THE PROBLEM: Set down every record once more, exactly as given.

— START OF RECORDS TO PROCESS —

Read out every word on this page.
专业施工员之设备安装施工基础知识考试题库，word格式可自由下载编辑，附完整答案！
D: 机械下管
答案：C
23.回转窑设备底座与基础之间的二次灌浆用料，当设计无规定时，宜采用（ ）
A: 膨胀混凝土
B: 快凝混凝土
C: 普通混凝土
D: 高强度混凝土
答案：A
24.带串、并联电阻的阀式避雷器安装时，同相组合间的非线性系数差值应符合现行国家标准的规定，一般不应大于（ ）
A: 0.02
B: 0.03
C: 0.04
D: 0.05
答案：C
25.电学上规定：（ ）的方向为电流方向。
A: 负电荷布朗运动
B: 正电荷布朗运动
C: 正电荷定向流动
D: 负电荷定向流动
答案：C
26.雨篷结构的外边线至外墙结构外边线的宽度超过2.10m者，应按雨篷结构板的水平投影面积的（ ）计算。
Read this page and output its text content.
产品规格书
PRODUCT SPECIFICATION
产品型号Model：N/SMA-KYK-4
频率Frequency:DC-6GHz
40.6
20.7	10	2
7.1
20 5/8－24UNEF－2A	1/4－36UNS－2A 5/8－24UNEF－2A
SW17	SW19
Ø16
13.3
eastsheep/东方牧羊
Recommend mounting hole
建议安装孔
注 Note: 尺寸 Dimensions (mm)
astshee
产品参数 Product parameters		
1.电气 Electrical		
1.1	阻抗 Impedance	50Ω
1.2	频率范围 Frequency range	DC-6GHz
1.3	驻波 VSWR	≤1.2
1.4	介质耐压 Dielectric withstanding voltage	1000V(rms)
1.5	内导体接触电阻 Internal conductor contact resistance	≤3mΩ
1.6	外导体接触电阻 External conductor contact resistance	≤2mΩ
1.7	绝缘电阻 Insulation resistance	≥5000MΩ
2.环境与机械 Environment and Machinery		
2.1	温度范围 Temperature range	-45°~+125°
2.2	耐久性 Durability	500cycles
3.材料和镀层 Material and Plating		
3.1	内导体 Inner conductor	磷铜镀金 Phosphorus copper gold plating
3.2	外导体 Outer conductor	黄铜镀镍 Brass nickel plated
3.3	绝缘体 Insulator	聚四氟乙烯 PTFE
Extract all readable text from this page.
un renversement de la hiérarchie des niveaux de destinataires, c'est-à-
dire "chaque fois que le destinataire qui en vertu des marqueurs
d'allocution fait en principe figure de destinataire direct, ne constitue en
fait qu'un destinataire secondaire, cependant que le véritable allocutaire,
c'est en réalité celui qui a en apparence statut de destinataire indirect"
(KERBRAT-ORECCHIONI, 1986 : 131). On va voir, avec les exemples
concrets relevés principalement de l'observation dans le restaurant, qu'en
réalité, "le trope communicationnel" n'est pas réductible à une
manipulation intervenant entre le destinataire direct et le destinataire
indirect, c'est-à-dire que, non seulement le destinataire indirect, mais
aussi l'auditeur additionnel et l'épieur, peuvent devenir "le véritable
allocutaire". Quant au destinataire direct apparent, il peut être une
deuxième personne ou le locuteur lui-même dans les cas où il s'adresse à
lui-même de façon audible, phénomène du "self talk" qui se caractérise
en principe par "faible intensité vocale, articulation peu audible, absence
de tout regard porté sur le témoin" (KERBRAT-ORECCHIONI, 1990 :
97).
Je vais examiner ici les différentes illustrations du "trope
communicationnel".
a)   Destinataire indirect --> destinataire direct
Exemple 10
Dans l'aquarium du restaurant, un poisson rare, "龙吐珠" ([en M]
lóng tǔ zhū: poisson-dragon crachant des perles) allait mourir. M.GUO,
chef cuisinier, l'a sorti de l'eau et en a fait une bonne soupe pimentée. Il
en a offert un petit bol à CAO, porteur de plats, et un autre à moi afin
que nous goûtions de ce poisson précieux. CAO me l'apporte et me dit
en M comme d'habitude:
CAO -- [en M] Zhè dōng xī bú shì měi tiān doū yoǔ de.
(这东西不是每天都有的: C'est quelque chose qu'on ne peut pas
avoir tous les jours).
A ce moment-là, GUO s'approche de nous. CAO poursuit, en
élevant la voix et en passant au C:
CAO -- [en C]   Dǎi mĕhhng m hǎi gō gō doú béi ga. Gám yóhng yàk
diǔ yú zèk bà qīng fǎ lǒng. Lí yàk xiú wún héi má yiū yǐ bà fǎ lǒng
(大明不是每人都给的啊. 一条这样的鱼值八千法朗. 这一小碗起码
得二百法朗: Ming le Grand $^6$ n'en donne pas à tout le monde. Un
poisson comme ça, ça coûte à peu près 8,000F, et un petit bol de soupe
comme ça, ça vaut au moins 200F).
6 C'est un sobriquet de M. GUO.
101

— END OF RECORDS TO PROCESS —

RESULT BELOW:
Read out every word on this page.
专业施工员之设备安装施工基础知识考试题库，word格式可自由下载编辑，附完整答案！
D: 机械下管
答案：C
23.回转窑设备底座与基础之间的二次灌浆用料，当设计无规定时，宜采用（ ）
A: 膨胀混凝土
B: 快凝混凝土
C: 普通混凝土
D: 高强度混凝土
答案：A
24.带串、并联电阻的阀式避雷器安装时，同相组合间的非线性系数差值应符合现行国家标准的规定，一般不应大于（ ）
A: 0.02
B: 0.03
C: 0.04
D: 0.05
答案：C
25.电学上规定：（ ）的方向为电流方向。
A: 负电荷布朗运动
B: 正电荷布朗运动
C: 正电荷定向流动
D: 负电荷定向流动
答案：C
26.雨篷结构的外边线至外墙结构外边线的宽度超过2.10m者，应按雨篷结构板的水平投影面积的（ ）计算。
Read this page and output its text content.
产品规格书
PRODUCT SPECIFICATION
产品型号Model：N/SMA-KYK-4
频率Frequency:DC-6GHz
40.6
20.7	10	2
7.1
20 5/8－24UNEF－2A	1/4－36UNS－2A 5/8－24UNEF－2A
SW17	SW19
Ø16
13.3
eastsheep/东方牧羊
Recommend mounting hole
建议安装孔
注 Note: 尺寸 Dimensions (mm)
astshee
产品参数 Product parameters		
1.电气 Electrical		
1.1	阻抗 Impedance	50Ω
1.2	频率范围 Frequency range	DC-6GHz
1.3	驻波 VSWR	≤1.2
1.4	介质耐压 Dielectric withstanding voltage	1000V(rms)
1.5	内导体接触电阻 Internal conductor contact resistance	≤3mΩ
1.6	外导体接触电阻 External conductor contact resistance	≤2mΩ
1.7	绝缘电阻 Insulation resistance	≥5000MΩ
2.环境与机械 Environment and Machinery		
2.1	温度范围 Temperature range	-45°~+125°
2.2	耐久性 Durability	500cycles
3.材料和镀层 Material and Plating		
3.1	内导体 Inner conductor	磷铜镀金 Phosphorus copper gold plating
3.2	外导体 Outer conductor	黄铜镀镍 Brass nickel plated
3.3	绝缘体 Insulator	聚四氟乙烯 PTFE
Extract all readable text from this page.
un renversement de la hiérarchie des niveaux de destinataires, c'est-à-
dire "chaque fois que le destinataire qui en vertu des marqueurs
d'allocution fait en principe figure de destinataire direct, ne constitue en
fait qu'un destinataire secondaire, cependant que le véritable allocutaire,
c'est en réalité celui qui a en apparence statut de destinataire indirect"
(KERBRAT-ORECCHIONI, 1986 : 131). On va voir, avec les exemples
concrets relevés principalement de l'observation dans le restaurant, qu'en
réalité, "le trope communicationnel" n'est pas réductible à une
manipulation intervenant entre le destinataire direct et le destinataire
indirect, c'est-à-dire que, non seulement le destinataire indirect, mais
aussi l'auditeur additionnel et l'épieur, peuvent devenir "le véritable
allocutaire". Quant au destinataire direct apparent, il peut être une
deuxième personne ou le locuteur lui-même dans les cas où il s'adresse à
lui-même de façon audible, phénomène du "self talk" qui se caractérise
en principe par "faible intensité vocale, articulation peu audible, absence
de tout regard porté sur le témoin" (KERBRAT-ORECCHIONI, 1990 :
97).
Je vais examiner ici les différentes illustrations du "trope
communicationnel".
a)   Destinataire indirect --> destinataire direct
Exemple 10
Dans l'aquarium du restaurant, un poisson rare, "龙吐珠" ([en M]
lóng tǔ zhū: poisson-dragon crachant des perles) allait mourir. M.GUO,
chef cuisinier, l'a sorti de l'eau et en a fait une bonne soupe pimentée. Il
en a offert un petit bol à CAO, porteur de plats, et un autre à moi afin
que nous goûtions de ce poisson précieux. CAO me l'apporte et me dit
en M comme d'habitude:
CAO -- [en M] Zhè dōng xī bú shì měi tiān doū yoǔ de.
(这东西不是每天都有的: C'est quelque chose qu'on ne peut pas
avoir tous les jours).
A ce moment-là, GUO s'approche de nous. CAO poursuit, en
élevant la voix et en passant au C:
CAO -- [en C]   Dǎi mĕhhng m hǎi gō gō doú béi ga. Gám yóhng yàk
diǔ yú zèk bà qīng fǎ lǒng. Lí yàk xiú wún héi má yiū yǐ bà fǎ lǒng
(大明不是每人都给的啊. 一条这样的鱼值八千法朗. 这一小碗起码
得二百法朗: Ming le Grand $^6$ n'en donne pas à tout le monde. Un
poisson comme ça, ça coûte à peu près 8,000F, et un petit bol de soupe
comme ça, ça vaut au moins 200F).
6 C'est un sobriquet de M. GUO.
101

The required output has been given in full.